An exact reproduction of the listing is wanted, with the pictures dropped.
START MATERIAL FOR THIS TASK
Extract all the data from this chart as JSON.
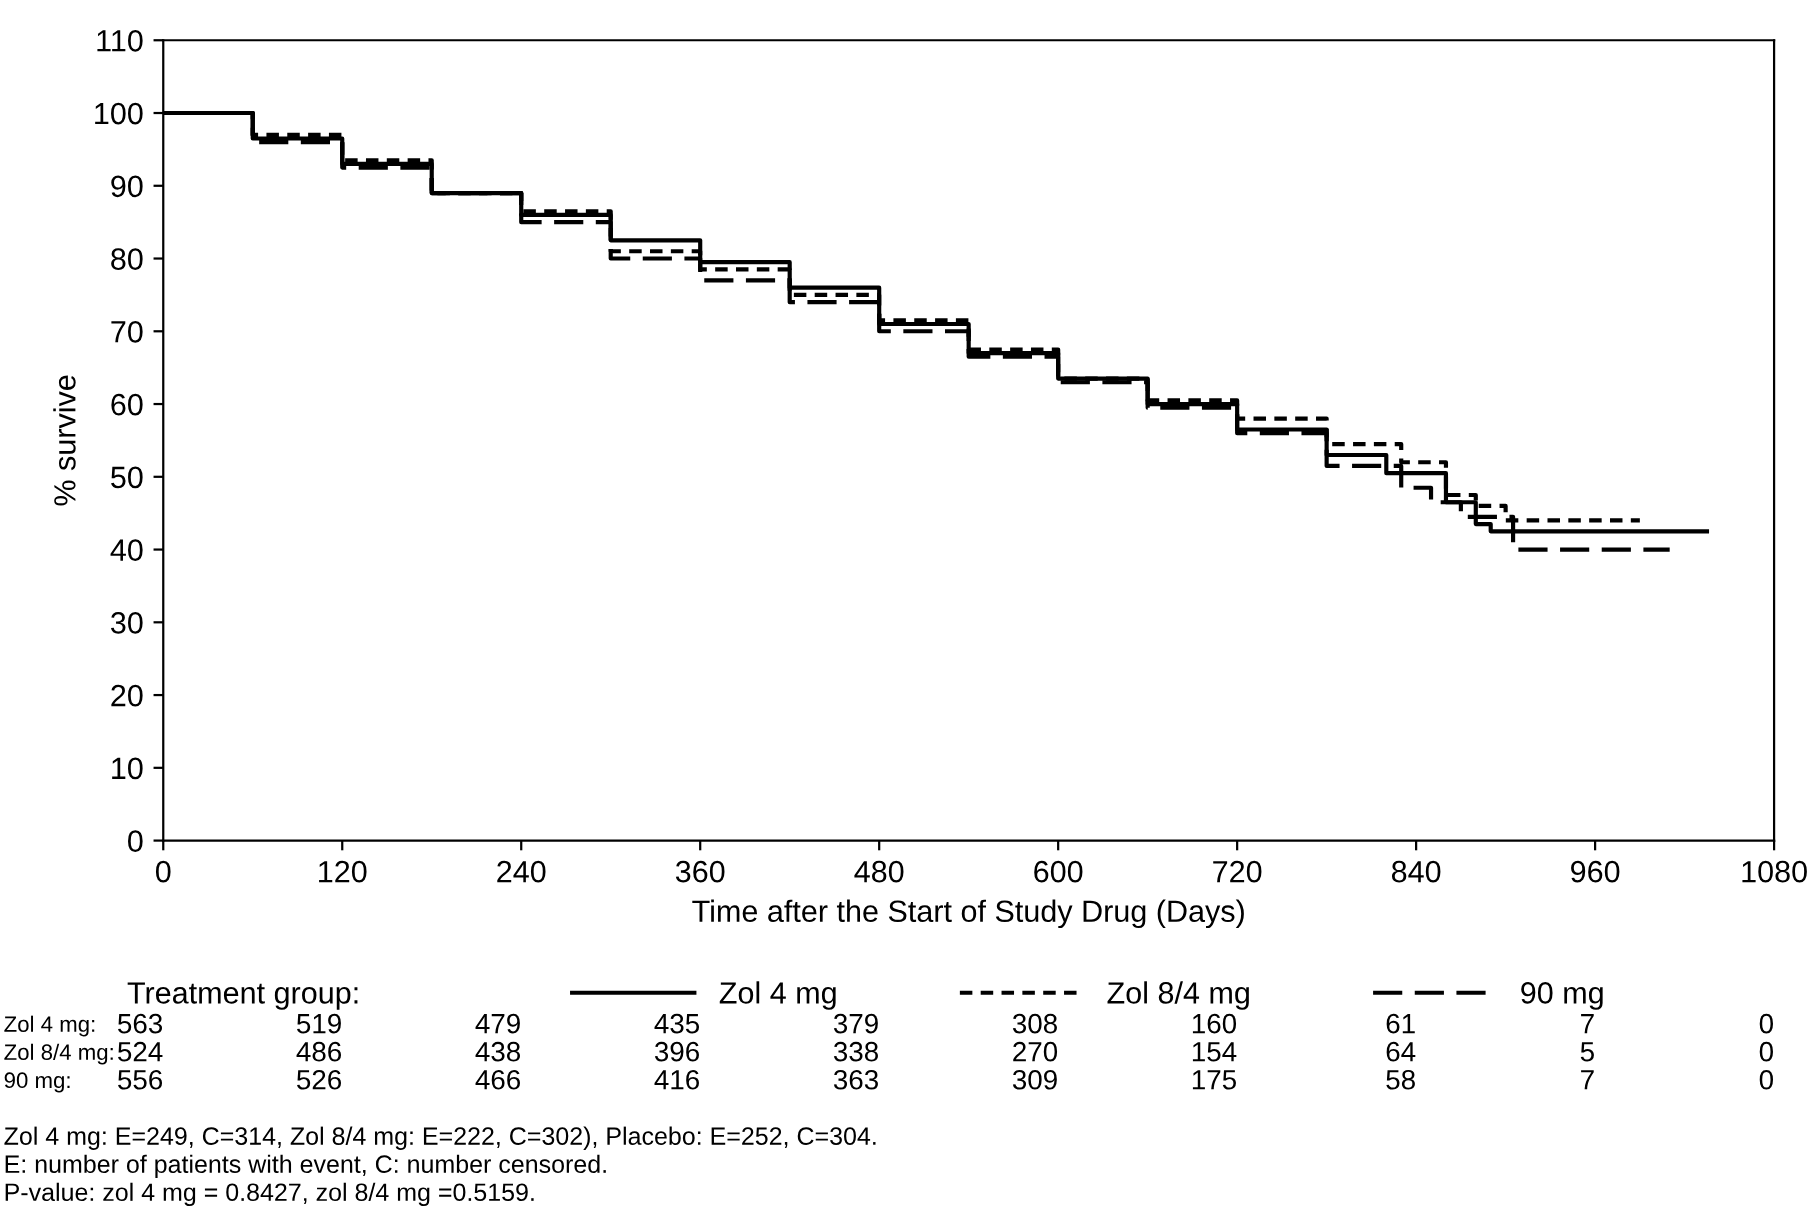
{
  "chart_data": {
    "type": "step",
    "xlabel": "Time after the Start of Study Drug (Days)",
    "ylabel": "% survive",
    "legend_title": "Treatment group:",
    "legend": "bottom",
    "xlim": [
      0,
      1080
    ],
    "xticks": [
      0,
      120,
      240,
      360,
      480,
      600,
      720,
      840,
      960,
      1080
    ],
    "ylim": [
      0,
      110
    ],
    "yticks": [
      0,
      10,
      20,
      30,
      40,
      50,
      60,
      70,
      80,
      90,
      100,
      110
    ],
    "grid": false,
    "series": [
      {
        "name": "Zol 4 mg",
        "color": "#000000",
        "line_style": "solid",
        "x": [
          0,
          60,
          120,
          180,
          240,
          300,
          360,
          420,
          480,
          540,
          600,
          660,
          720,
          780,
          820,
          860,
          880,
          890,
          1035
        ],
        "values": [
          100,
          96.5,
          93,
          89,
          86,
          82.5,
          79.5,
          76,
          71,
          67,
          63.5,
          60,
          56.5,
          53,
          50.5,
          46.5,
          43.5,
          42.5,
          42.5
        ]
      },
      {
        "name": "Zol 8/4 mg",
        "color": "#000000",
        "line_style": "dotted",
        "x": [
          0,
          60,
          120,
          180,
          240,
          300,
          360,
          420,
          480,
          540,
          600,
          660,
          720,
          780,
          830,
          860,
          880,
          900,
          990
        ],
        "values": [
          100,
          97,
          93.5,
          89,
          86.5,
          81,
          78.5,
          75,
          71.5,
          67.5,
          63.5,
          60.5,
          58,
          54.5,
          52,
          47.5,
          46,
          44,
          44
        ]
      },
      {
        "name": "90 mg",
        "color": "#000000",
        "line_style": "dashed",
        "x": [
          0,
          60,
          120,
          180,
          240,
          300,
          360,
          420,
          480,
          540,
          600,
          660,
          720,
          780,
          830,
          850,
          870,
          905,
          1010
        ],
        "values": [
          100,
          96,
          92.5,
          89,
          85,
          80,
          77,
          74,
          70,
          66.5,
          63,
          59.5,
          56,
          51.5,
          48.5,
          46.5,
          44.5,
          40,
          40
        ]
      }
    ],
    "annotations": [
      "Zol 4 mg:\t563\t519\t479\t435\t379\t308\t160\t61\t7\t0",
      "Zol 8/4 mg:\t524\t486\t438\t396\t338\t270\t154\t64\t5\t0",
      "90 mg:\t556\t526\t466\t416\t363\t309\t175\t58\t7\t0",
      "Zol 4 mg: E=249, C=314, Zol 8/4 mg: E=222, C=302), Placebo: E=252, C=304.",
      "E: number of patients with event, C: number censored.",
      "P-value: zol 4 mg = 0.8427, zol 8/4 mg =0.5159."
    ]
  }
}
END MATERIAL FOR THIS TASK
▶ **EXPECTED ANSWER**:
Extract all the data from this chart as JSON.
{
  "chart_data": {
    "type": "step",
    "xlabel": "Time after the Start of Study Drug (Days)",
    "ylabel": "% survive",
    "legend_title": "Treatment group:",
    "legend": "bottom",
    "xlim": [
      0,
      1080
    ],
    "xticks": [
      0,
      120,
      240,
      360,
      480,
      600,
      720,
      840,
      960,
      1080
    ],
    "ylim": [
      0,
      110
    ],
    "yticks": [
      0,
      10,
      20,
      30,
      40,
      50,
      60,
      70,
      80,
      90,
      100,
      110
    ],
    "grid": false,
    "series": [
      {
        "name": "Zol 4 mg",
        "color": "#000000",
        "line_style": "solid",
        "x": [
          0,
          60,
          120,
          180,
          240,
          300,
          360,
          420,
          480,
          540,
          600,
          660,
          720,
          780,
          820,
          860,
          880,
          890,
          1035
        ],
        "values": [
          100,
          96.5,
          93,
          89,
          86,
          82.5,
          79.5,
          76,
          71,
          67,
          63.5,
          60,
          56.5,
          53,
          50.5,
          46.5,
          43.5,
          42.5,
          42.5
        ]
      },
      {
        "name": "Zol 8/4 mg",
        "color": "#000000",
        "line_style": "dotted",
        "x": [
          0,
          60,
          120,
          180,
          240,
          300,
          360,
          420,
          480,
          540,
          600,
          660,
          720,
          780,
          830,
          860,
          880,
          900,
          990
        ],
        "values": [
          100,
          97,
          93.5,
          89,
          86.5,
          81,
          78.5,
          75,
          71.5,
          67.5,
          63.5,
          60.5,
          58,
          54.5,
          52,
          47.5,
          46,
          44,
          44
        ]
      },
      {
        "name": "90 mg",
        "color": "#000000",
        "line_style": "dashed",
        "x": [
          0,
          60,
          120,
          180,
          240,
          300,
          360,
          420,
          480,
          540,
          600,
          660,
          720,
          780,
          830,
          850,
          870,
          905,
          1010
        ],
        "values": [
          100,
          96,
          92.5,
          89,
          85,
          80,
          77,
          74,
          70,
          66.5,
          63,
          59.5,
          56,
          51.5,
          48.5,
          46.5,
          44.5,
          40,
          40
        ]
      }
    ],
    "annotations": [
      "Zol 4 mg:\t563\t519\t479\t435\t379\t308\t160\t61\t7\t0",
      "Zol 8/4 mg:\t524\t486\t438\t396\t338\t270\t154\t64\t5\t0",
      "90 mg:\t556\t526\t466\t416\t363\t309\t175\t58\t7\t0",
      "Zol 4 mg: E=249, C=314, Zol 8/4 mg: E=222, C=302), Placebo: E=252, C=304.",
      "E: number of patients with event, C: number censored.",
      "P-value: zol 4 mg = 0.8427, zol 8/4 mg =0.5159."
    ]
  }
}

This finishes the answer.